■ Your instructions ■
Restate the material word for word and leave out anything that is a picture.

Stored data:
● ● ●
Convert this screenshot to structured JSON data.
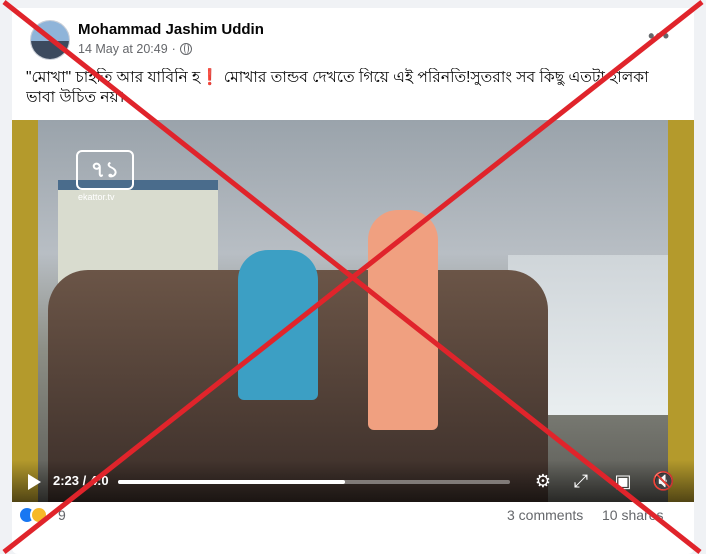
{
  "post": {
    "author": "Mohammad Jashim Uddin",
    "timestamp": "14 May at 20:49",
    "separator": "·",
    "more": "•••",
    "caption_line1": "\"মোখা\" চাইতি আর যাবিনি হ❗ মোখার তান্ডব দেখতে গিয়ে এই পরিনতি!সুতরাং সব কিছু এতটা হালকা",
    "caption_line2": "ভাবা উচিত নয়।"
  },
  "video": {
    "channel_logo": "৭১",
    "channel_site": "ekattor.tv",
    "time": "2:23 / 4:0",
    "progress": 0.58,
    "icons": [
      "play-icon",
      "settings-icon",
      "fullscreen-icon",
      "pip-icon",
      "mute-icon"
    ]
  },
  "footer": {
    "reaction_count": "9",
    "comments": "3 comments",
    "shares": "10 shares"
  },
  "overlay": {
    "cross_color": "#e0242b"
  }
}
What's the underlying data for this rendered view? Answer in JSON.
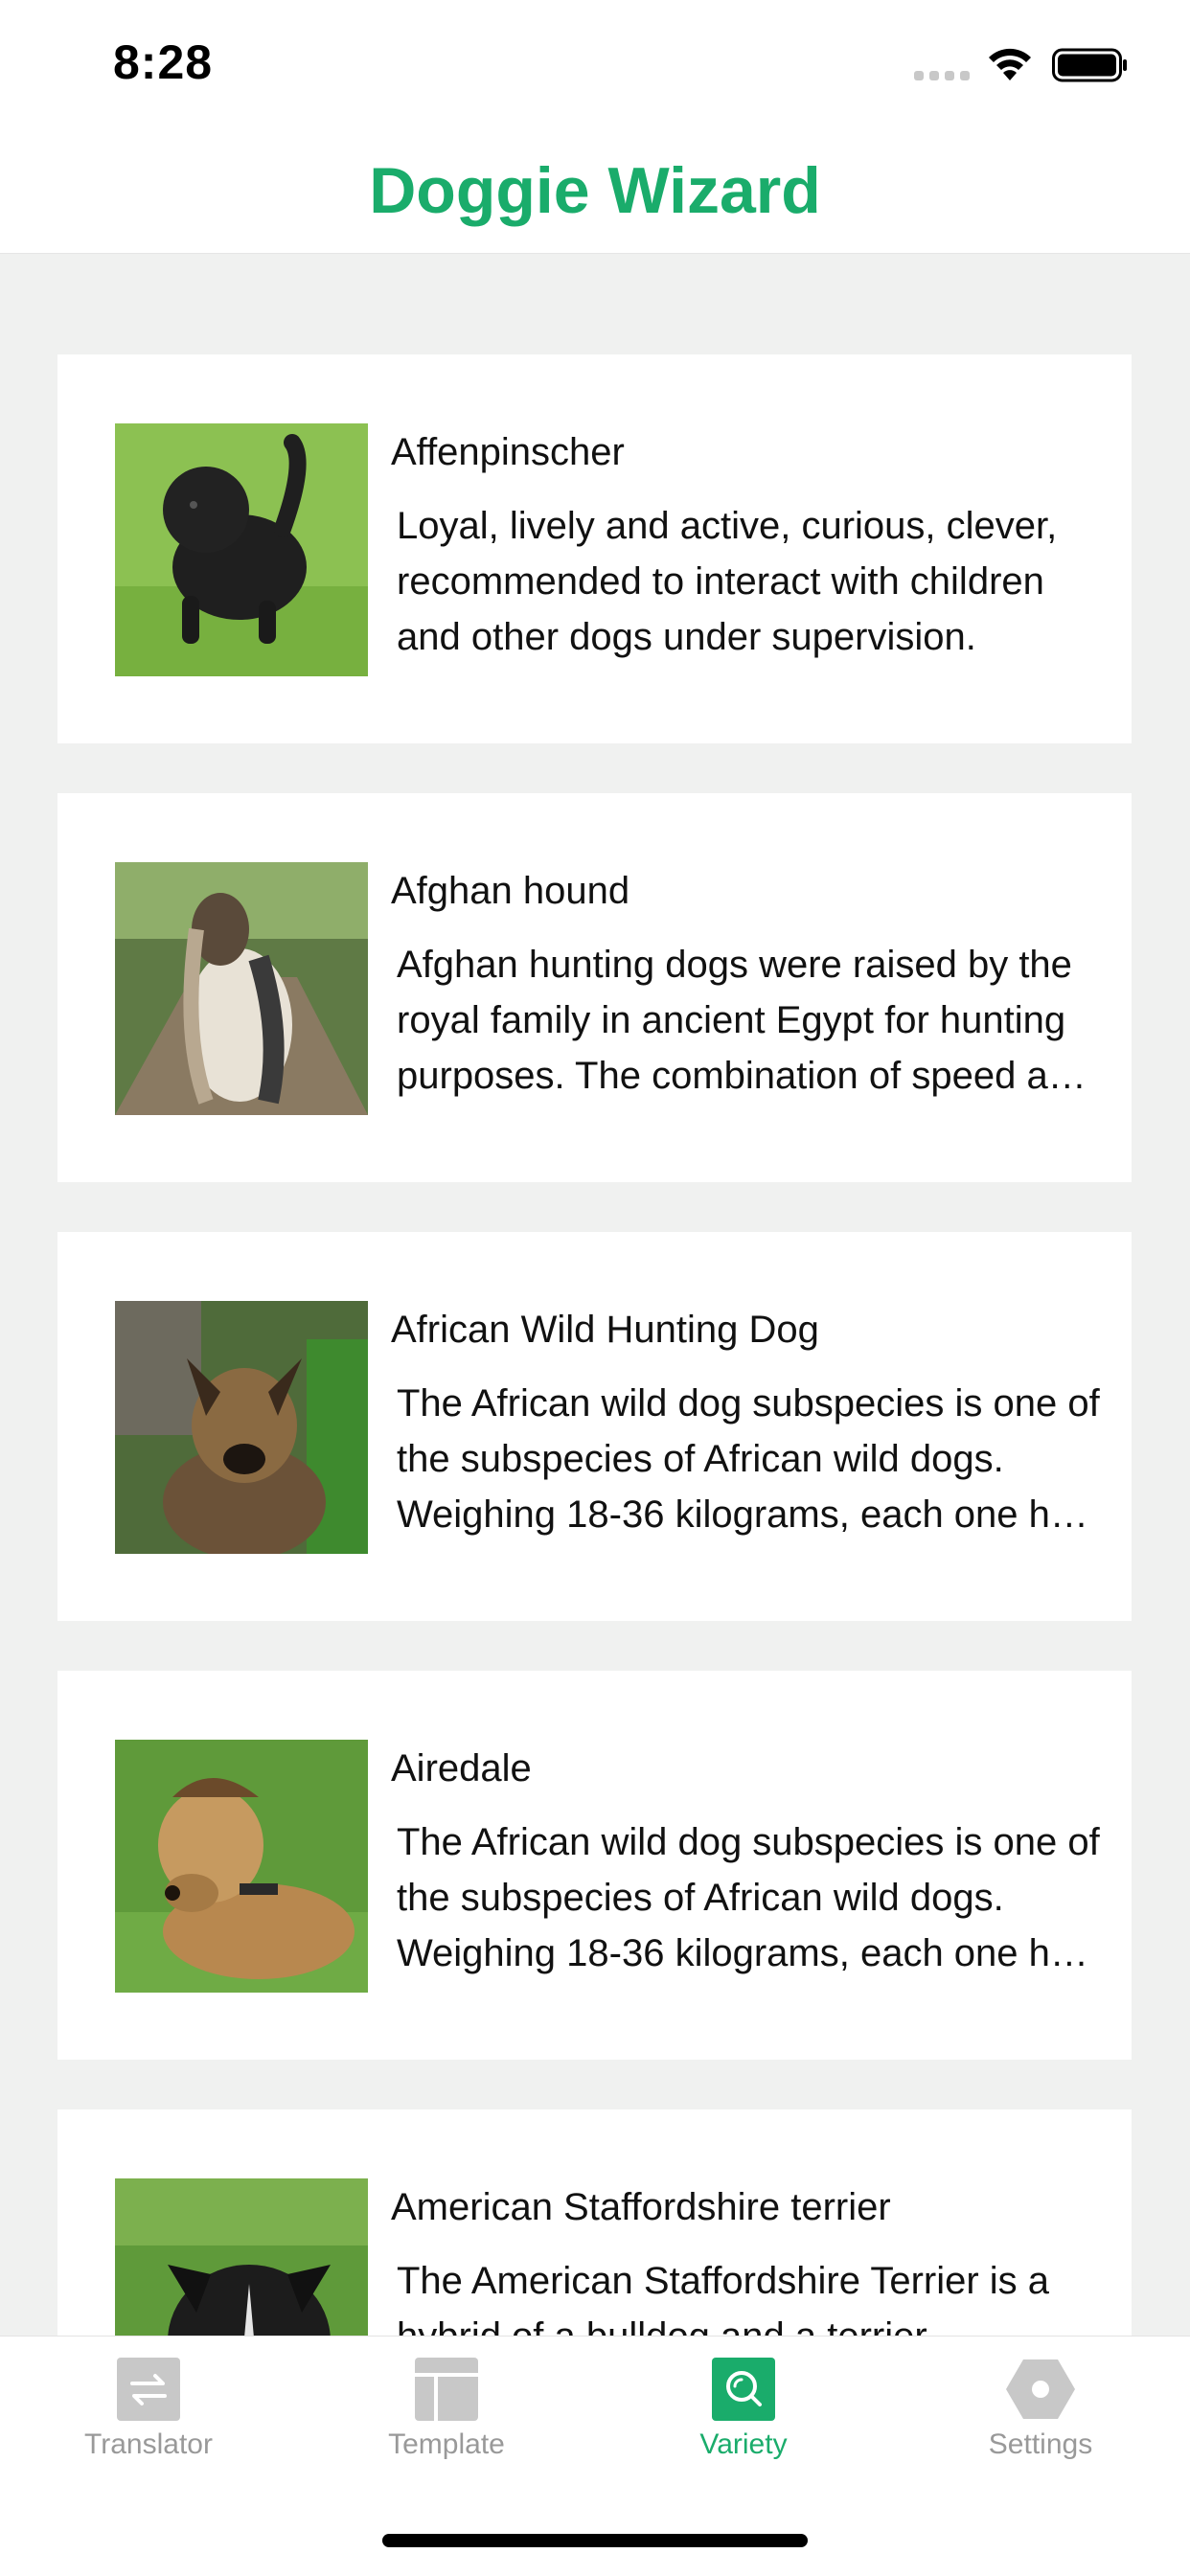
{
  "status_bar": {
    "time": "8:28"
  },
  "header": {
    "title": "Doggie Wizard"
  },
  "breeds": [
    {
      "name": "Affenpinscher",
      "description": "Loyal, lively and active, curious, clever, recommended to interact with children and other dogs under supervision.",
      "thumbnail": "black-terrier-on-grass"
    },
    {
      "name": "Afghan hound",
      "description": "Afghan hunting dogs were raised by the royal family in ancient Egypt for hunting purposes. The combination of speed and stamina makes them excellent hunters.",
      "thumbnail": "long-haired-hound-on-path"
    },
    {
      "name": "African Wild Hunting Dog",
      "description": "The African wild dog subspecies is one of the subspecies of African wild dogs. Weighing 18-36 kilograms, each one has a unique coat pattern.",
      "thumbnail": "wild-dog-in-grass"
    },
    {
      "name": "Airedale",
      "description": "The African wild dog subspecies is one of the subspecies of African wild dogs. Weighing 18-36 kilograms, each one has a unique coat pattern.",
      "thumbnail": "airedale-lying-on-lawn"
    },
    {
      "name": "American Staffordshire terrier",
      "description": "The American Staffordshire Terrier is a hybrid of a bulldog and a terrier.",
      "thumbnail": "black-terrier-head"
    }
  ],
  "tabs": [
    {
      "label": "Translator",
      "icon": "swap-arrows-icon",
      "active": false
    },
    {
      "label": "Template",
      "icon": "template-icon",
      "active": false
    },
    {
      "label": "Variety",
      "icon": "search-icon",
      "active": true
    },
    {
      "label": "Settings",
      "icon": "gear-icon",
      "active": false
    }
  ],
  "colors": {
    "accent": "#1aac6b",
    "inactive": "#999999",
    "background": "#f0f1f0"
  }
}
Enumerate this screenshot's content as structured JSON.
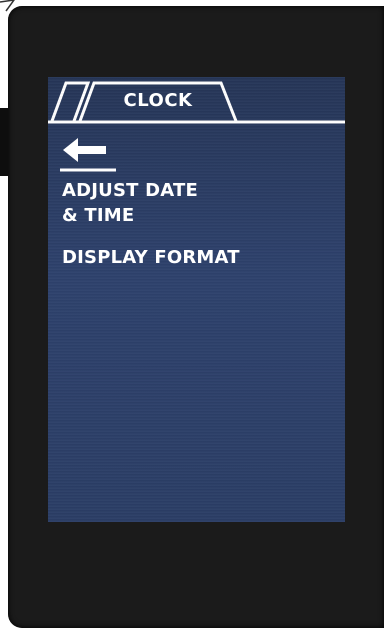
{
  "screen": {
    "tab": {
      "title": "CLOCK"
    },
    "back_icon": "left-arrow-icon",
    "menu": {
      "adjust_line1": "ADJUST DATE",
      "adjust_line2": "& TIME",
      "display_format": "DISPLAY FORMAT"
    }
  },
  "colors": {
    "screen_background": "#2b3e66",
    "text": "#ffffff",
    "bezel": "#1b1b1b"
  }
}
● ● ●
■ Answer to this problem ■
Convert this screenshot to structured JSON data.
{
  "post": {
    "author": "Mohammad Jashim Uddin",
    "timestamp": "14 May at 20:49",
    "separator": "·",
    "more": "•••",
    "caption_line1": "\"মোখা\" চাইতি আর যাবিনি হ❗ মোখার তান্ডব দেখতে গিয়ে এই পরিনতি!সুতরাং সব কিছু এতটা হালকা",
    "caption_line2": "ভাবা উচিত নয়।"
  },
  "video": {
    "channel_logo": "৭১",
    "channel_site": "ekattor.tv",
    "time": "2:23 / 4:0",
    "progress": 0.58,
    "icons": [
      "play-icon",
      "settings-icon",
      "fullscreen-icon",
      "pip-icon",
      "mute-icon"
    ]
  },
  "footer": {
    "reaction_count": "9",
    "comments": "3 comments",
    "shares": "10 shares"
  },
  "overlay": {
    "cross_color": "#e0242b"
  }
}
What's the underlying data for this rendered view? Answer in JSON.
{
  "status_bar": {
    "time": "8:28"
  },
  "header": {
    "title": "Doggie Wizard"
  },
  "breeds": [
    {
      "name": "Affenpinscher",
      "description": "Loyal, lively and active, curious, clever, recommended to interact with children and other dogs under supervision.",
      "thumbnail": "black-terrier-on-grass"
    },
    {
      "name": "Afghan hound",
      "description": "Afghan hunting dogs were raised by the royal family in ancient Egypt for hunting purposes. The combination of speed and stamina makes them excellent hunters.",
      "thumbnail": "long-haired-hound-on-path"
    },
    {
      "name": "African Wild Hunting Dog",
      "description": "The African wild dog subspecies is one of the subspecies of African wild dogs. Weighing 18-36 kilograms, each one has a unique coat pattern.",
      "thumbnail": "wild-dog-in-grass"
    },
    {
      "name": "Airedale",
      "description": "The African wild dog subspecies is one of the subspecies of African wild dogs. Weighing 18-36 kilograms, each one has a unique coat pattern.",
      "thumbnail": "airedale-lying-on-lawn"
    },
    {
      "name": "American Staffordshire terrier",
      "description": "The American Staffordshire Terrier is a hybrid of a bulldog and a terrier.",
      "thumbnail": "black-terrier-head"
    }
  ],
  "tabs": [
    {
      "label": "Translator",
      "icon": "swap-arrows-icon",
      "active": false
    },
    {
      "label": "Template",
      "icon": "template-icon",
      "active": false
    },
    {
      "label": "Variety",
      "icon": "search-icon",
      "active": true
    },
    {
      "label": "Settings",
      "icon": "gear-icon",
      "active": false
    }
  ],
  "colors": {
    "accent": "#1aac6b",
    "inactive": "#999999",
    "background": "#f0f1f0"
  }
}
Enumerate this screenshot's content as structured JSON.
{
  "screen": {
    "tab": {
      "title": "CLOCK"
    },
    "back_icon": "left-arrow-icon",
    "menu": {
      "adjust_line1": "ADJUST DATE",
      "adjust_line2": "& TIME",
      "display_format": "DISPLAY FORMAT"
    }
  },
  "colors": {
    "screen_background": "#2b3e66",
    "text": "#ffffff",
    "bezel": "#1b1b1b"
  }
}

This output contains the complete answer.